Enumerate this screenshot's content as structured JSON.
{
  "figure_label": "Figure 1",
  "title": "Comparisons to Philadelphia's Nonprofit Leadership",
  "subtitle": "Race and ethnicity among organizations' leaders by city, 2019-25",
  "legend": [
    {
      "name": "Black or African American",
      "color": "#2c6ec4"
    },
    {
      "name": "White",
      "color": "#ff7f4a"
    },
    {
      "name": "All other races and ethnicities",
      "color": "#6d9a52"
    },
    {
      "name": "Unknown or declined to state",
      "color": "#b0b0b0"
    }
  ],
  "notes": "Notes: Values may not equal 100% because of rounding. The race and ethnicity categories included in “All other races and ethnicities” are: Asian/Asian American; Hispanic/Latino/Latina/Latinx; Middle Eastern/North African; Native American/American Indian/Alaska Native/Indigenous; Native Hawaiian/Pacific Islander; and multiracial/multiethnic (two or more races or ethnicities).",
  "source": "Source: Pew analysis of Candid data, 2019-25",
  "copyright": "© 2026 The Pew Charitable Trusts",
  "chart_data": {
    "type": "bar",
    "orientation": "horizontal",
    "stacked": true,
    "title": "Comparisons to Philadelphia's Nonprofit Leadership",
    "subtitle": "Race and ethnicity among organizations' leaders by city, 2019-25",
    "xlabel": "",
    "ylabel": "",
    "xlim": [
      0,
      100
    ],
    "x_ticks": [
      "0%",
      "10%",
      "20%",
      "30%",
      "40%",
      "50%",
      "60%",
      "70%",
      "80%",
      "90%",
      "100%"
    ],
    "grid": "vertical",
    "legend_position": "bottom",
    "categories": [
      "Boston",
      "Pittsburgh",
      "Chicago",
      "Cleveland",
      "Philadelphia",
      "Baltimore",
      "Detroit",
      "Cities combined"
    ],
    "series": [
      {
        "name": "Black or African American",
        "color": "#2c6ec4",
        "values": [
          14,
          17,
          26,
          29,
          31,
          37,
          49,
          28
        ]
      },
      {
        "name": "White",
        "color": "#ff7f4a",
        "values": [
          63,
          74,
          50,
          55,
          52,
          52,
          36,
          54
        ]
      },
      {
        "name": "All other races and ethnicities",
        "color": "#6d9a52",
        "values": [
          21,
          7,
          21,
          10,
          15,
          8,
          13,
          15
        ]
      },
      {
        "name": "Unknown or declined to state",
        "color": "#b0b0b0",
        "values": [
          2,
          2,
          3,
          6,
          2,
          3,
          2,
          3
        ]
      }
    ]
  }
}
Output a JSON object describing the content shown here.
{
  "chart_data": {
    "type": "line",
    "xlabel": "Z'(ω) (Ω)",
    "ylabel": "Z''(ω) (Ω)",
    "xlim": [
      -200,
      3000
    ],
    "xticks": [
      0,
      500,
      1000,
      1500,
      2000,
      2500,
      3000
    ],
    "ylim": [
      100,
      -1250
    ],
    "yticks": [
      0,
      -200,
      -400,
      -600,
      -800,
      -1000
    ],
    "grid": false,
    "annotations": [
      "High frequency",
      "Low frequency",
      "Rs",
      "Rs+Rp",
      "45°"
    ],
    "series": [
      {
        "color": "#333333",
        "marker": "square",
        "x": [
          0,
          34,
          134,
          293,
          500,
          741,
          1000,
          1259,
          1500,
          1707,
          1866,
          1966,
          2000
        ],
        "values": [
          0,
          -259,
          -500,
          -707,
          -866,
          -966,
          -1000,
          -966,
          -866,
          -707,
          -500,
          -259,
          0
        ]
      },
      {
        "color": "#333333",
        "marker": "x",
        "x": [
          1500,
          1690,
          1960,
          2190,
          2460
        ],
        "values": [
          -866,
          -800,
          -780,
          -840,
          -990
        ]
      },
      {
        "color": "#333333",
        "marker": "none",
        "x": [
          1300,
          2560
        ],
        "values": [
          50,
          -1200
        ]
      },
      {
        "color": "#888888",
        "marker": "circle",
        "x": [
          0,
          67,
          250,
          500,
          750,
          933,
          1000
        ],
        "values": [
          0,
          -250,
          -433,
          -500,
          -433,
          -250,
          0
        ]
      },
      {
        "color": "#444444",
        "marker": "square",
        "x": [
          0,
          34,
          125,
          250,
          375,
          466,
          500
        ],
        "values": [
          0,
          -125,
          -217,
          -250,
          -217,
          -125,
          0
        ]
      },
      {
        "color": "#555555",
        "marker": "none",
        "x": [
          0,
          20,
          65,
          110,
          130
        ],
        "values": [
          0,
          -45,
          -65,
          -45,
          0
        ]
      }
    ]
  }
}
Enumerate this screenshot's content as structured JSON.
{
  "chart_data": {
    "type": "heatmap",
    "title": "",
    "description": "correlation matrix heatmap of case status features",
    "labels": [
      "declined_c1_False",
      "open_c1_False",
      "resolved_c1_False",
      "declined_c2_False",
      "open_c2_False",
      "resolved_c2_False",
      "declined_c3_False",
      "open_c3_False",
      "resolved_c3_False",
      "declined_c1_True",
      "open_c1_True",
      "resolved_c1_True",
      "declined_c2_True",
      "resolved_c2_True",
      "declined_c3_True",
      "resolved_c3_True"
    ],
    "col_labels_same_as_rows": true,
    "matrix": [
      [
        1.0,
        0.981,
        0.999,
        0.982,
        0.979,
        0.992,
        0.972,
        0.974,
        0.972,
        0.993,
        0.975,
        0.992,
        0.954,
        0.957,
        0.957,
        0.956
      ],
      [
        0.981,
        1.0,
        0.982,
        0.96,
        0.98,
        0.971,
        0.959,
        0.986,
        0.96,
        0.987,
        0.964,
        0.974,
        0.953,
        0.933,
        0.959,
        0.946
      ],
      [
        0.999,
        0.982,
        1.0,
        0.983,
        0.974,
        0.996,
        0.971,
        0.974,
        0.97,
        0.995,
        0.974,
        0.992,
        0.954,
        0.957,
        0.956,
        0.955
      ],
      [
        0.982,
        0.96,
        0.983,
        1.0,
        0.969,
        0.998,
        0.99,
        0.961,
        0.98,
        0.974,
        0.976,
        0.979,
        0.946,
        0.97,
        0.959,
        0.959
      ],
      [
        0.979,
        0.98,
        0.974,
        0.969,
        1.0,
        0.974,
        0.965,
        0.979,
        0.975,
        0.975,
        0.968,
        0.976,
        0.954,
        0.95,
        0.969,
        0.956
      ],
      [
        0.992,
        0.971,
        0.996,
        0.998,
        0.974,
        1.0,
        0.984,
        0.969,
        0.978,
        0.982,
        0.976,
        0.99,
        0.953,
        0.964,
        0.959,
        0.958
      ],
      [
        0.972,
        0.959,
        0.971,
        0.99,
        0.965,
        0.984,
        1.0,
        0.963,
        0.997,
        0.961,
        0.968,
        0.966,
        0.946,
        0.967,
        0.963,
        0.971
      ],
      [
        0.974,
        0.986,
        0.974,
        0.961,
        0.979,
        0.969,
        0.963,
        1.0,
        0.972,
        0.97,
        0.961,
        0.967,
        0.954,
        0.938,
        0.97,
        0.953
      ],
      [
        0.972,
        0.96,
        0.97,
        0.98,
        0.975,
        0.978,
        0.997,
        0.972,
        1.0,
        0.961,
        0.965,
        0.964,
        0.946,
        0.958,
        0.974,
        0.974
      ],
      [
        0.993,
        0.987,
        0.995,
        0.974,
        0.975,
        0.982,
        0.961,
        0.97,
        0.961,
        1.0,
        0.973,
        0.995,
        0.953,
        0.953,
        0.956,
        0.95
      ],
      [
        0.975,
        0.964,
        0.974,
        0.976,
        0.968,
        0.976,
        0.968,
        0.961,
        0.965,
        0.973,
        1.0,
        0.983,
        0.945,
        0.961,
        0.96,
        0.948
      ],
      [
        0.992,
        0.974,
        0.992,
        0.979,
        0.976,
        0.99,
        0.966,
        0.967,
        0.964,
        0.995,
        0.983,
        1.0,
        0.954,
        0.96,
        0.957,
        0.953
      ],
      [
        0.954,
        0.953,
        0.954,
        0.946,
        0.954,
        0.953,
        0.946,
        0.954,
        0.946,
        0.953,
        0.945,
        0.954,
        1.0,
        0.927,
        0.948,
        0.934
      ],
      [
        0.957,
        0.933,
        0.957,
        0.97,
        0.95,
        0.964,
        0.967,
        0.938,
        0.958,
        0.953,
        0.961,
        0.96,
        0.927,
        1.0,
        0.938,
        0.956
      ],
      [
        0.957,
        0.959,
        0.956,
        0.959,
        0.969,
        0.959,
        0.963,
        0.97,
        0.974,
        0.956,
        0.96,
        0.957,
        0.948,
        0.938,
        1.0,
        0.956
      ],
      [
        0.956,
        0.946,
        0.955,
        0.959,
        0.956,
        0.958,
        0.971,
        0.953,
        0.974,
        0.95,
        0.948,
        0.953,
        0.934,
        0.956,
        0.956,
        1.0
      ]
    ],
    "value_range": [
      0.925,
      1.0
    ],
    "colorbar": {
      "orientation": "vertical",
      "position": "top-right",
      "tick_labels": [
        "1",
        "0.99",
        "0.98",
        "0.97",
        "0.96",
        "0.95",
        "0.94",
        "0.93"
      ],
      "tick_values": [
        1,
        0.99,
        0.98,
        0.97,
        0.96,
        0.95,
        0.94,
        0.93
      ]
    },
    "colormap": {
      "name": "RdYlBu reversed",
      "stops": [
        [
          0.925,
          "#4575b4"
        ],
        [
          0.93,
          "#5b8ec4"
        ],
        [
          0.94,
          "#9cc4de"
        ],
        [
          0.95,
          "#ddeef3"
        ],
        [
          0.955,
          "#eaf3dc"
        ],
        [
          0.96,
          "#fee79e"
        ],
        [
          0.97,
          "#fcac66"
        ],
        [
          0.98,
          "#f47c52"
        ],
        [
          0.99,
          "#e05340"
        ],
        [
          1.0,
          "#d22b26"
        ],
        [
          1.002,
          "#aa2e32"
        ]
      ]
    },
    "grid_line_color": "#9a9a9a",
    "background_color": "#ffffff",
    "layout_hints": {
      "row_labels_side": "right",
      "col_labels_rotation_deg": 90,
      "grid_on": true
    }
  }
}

PROBLEM TO SOLVE: Look over the material above and show each line where "matrix" appears.

CORRECT RESPONSE:
    "description": "correlation matrix heatmap of case status features",
    "matrix": [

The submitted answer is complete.